-- Provided data start --

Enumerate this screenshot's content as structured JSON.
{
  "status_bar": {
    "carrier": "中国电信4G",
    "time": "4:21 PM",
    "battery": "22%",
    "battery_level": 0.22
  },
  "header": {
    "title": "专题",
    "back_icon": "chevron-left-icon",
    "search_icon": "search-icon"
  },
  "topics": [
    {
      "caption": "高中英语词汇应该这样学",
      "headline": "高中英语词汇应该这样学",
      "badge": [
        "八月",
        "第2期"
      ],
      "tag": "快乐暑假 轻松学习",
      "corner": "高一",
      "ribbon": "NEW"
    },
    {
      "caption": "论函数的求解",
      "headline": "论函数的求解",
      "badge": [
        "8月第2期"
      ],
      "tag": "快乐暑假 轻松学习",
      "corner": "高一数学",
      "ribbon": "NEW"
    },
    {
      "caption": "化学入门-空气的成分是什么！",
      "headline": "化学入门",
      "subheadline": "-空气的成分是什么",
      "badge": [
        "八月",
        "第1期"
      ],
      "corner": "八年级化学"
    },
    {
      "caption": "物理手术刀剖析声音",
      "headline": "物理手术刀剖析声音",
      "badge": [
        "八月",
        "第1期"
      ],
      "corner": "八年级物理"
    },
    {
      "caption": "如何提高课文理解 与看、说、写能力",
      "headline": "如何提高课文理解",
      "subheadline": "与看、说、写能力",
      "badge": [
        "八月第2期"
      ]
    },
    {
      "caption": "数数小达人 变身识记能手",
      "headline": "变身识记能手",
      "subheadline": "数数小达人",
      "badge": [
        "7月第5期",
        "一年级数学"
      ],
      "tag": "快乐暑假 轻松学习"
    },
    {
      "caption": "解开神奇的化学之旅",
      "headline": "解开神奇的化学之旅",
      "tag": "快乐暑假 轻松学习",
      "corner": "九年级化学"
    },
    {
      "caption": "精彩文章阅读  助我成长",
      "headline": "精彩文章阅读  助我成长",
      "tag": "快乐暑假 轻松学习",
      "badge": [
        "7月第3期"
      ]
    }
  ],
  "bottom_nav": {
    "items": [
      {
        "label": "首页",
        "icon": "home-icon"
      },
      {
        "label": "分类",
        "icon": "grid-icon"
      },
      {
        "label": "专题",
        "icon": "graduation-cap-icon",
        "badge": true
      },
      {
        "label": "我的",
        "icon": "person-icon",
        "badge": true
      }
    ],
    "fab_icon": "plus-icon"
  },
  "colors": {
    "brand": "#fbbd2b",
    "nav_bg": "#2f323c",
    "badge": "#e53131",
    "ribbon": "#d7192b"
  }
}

-- Provided data end --

▶ _Task to carry out_
Find the lines above that include the string "解开神奇的化学之旅" and copy them.

▶ _Complete output_
      "caption": "解开神奇的化学之旅",
      "headline": "解开神奇的化学之旅",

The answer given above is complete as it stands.